**Given request**
Please state how many lines in the records contain the string "socialnämndens", with no words besides the number.

== == ==

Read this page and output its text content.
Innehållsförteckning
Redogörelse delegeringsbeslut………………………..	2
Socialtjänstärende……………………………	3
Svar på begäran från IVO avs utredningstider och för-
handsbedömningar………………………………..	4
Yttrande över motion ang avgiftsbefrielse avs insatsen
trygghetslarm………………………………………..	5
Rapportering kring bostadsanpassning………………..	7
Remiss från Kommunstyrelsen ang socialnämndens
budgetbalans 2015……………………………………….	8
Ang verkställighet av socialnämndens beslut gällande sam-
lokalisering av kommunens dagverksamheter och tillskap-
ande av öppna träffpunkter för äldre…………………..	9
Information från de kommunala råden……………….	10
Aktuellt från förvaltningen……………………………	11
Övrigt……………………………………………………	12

== == ==

**Output for this exercise**
2